> _Required task_
Pull out every line in the data that has the string "content" in it.

☆ ☆ ☆

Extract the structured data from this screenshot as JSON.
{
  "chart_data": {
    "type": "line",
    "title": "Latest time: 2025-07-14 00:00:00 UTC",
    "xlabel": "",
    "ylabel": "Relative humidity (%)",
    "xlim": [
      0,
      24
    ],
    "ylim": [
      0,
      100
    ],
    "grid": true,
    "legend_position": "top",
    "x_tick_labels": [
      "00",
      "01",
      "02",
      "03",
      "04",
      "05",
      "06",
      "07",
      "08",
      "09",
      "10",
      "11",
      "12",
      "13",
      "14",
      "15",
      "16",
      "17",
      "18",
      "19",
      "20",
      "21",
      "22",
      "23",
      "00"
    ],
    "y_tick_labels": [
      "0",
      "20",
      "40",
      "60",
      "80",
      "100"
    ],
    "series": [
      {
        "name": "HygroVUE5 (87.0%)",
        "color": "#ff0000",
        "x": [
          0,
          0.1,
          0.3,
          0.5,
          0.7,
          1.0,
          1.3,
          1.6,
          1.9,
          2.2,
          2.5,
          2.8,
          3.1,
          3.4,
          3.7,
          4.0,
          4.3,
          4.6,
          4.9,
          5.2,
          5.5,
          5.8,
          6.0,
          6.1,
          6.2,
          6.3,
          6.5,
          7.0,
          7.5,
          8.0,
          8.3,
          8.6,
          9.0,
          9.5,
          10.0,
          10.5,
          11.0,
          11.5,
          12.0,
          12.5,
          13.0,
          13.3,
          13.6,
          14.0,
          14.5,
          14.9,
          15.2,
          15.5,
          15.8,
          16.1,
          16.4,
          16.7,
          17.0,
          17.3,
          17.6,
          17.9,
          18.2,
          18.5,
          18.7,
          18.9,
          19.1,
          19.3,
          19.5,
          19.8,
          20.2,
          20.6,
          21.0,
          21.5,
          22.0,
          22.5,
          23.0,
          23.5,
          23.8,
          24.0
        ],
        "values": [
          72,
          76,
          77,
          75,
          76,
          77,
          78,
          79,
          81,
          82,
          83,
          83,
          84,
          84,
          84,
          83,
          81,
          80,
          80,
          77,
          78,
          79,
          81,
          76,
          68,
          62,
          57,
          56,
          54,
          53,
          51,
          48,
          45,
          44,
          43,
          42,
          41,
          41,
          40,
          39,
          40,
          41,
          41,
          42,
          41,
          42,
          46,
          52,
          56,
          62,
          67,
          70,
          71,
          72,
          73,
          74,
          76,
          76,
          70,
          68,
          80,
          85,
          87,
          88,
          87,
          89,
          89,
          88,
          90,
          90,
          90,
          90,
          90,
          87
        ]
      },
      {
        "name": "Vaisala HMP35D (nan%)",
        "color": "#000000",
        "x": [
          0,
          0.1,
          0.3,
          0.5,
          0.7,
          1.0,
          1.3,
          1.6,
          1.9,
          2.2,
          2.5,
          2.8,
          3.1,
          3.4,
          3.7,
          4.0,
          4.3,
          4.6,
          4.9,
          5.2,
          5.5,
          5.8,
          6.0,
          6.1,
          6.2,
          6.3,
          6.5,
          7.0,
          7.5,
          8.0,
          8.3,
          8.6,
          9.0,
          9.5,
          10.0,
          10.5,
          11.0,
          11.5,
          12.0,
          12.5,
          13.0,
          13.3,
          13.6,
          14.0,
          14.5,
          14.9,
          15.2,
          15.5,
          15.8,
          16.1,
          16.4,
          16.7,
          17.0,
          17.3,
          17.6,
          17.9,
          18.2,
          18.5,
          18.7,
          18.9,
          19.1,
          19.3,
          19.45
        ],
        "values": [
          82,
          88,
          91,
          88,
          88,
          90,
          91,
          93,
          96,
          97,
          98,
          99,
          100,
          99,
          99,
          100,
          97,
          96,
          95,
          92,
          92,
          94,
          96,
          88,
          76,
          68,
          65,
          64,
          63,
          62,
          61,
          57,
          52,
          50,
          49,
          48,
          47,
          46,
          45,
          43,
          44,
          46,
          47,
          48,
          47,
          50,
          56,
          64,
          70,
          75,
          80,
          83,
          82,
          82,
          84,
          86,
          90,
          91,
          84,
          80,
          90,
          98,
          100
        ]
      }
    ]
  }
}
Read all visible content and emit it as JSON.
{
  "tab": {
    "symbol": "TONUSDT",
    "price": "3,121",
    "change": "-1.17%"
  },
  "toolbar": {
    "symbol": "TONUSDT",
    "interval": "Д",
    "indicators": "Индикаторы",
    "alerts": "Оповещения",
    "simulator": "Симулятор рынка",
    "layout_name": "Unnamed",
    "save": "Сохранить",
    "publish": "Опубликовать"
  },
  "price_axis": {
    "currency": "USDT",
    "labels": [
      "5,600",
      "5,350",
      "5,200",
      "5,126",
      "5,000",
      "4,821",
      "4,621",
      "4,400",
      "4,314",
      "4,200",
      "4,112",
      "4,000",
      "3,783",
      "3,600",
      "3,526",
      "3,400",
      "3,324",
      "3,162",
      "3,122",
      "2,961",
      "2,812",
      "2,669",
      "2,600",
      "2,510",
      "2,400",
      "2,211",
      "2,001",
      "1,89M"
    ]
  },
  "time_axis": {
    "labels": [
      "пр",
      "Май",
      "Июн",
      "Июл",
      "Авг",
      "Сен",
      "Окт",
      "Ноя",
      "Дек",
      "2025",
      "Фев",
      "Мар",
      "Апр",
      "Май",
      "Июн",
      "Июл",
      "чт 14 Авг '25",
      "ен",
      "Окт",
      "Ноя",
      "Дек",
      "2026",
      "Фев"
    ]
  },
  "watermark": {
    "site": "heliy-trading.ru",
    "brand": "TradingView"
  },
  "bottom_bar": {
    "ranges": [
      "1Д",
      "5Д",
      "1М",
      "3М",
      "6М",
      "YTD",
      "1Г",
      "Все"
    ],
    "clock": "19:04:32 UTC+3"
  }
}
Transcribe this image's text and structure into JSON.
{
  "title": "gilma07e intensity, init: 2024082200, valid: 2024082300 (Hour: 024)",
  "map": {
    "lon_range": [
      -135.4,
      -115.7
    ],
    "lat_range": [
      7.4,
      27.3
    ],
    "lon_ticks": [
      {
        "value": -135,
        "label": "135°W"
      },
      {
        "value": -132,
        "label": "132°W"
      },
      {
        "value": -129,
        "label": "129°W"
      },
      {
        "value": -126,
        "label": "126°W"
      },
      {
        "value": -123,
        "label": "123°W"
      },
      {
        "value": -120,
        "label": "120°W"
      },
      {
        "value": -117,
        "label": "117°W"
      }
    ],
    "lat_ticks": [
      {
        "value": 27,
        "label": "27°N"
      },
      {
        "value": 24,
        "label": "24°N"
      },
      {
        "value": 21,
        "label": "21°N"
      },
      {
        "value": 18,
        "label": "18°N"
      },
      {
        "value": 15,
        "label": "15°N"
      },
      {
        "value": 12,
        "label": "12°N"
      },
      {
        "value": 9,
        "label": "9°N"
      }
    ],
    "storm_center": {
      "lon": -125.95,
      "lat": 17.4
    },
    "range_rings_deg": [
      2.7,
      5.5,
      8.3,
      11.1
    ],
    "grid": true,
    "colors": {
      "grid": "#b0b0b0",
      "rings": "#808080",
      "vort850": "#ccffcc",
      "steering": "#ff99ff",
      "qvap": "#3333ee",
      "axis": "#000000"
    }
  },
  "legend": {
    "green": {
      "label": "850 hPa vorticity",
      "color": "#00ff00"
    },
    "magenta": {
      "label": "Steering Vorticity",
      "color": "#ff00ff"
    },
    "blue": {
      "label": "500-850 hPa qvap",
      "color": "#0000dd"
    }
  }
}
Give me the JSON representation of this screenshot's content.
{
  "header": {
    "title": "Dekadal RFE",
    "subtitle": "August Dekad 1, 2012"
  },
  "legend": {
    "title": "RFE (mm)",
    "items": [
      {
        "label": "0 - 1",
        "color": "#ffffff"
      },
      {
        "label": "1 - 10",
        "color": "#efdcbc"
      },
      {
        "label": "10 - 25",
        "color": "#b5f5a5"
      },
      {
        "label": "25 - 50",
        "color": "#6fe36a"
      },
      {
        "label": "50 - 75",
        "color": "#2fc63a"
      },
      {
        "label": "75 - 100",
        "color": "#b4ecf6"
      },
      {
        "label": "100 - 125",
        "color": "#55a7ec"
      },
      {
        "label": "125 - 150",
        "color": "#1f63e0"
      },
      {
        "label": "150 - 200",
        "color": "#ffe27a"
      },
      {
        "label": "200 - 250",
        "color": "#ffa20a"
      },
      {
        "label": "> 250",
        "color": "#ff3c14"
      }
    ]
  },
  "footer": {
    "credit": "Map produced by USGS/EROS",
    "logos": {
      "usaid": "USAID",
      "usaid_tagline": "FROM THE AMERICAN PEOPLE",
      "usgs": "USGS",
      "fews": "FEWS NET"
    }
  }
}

☆ ☆ ☆

> _Task response_
Read all visible content and emit it as JSON.
Give me the JSON representation of this screenshot's content.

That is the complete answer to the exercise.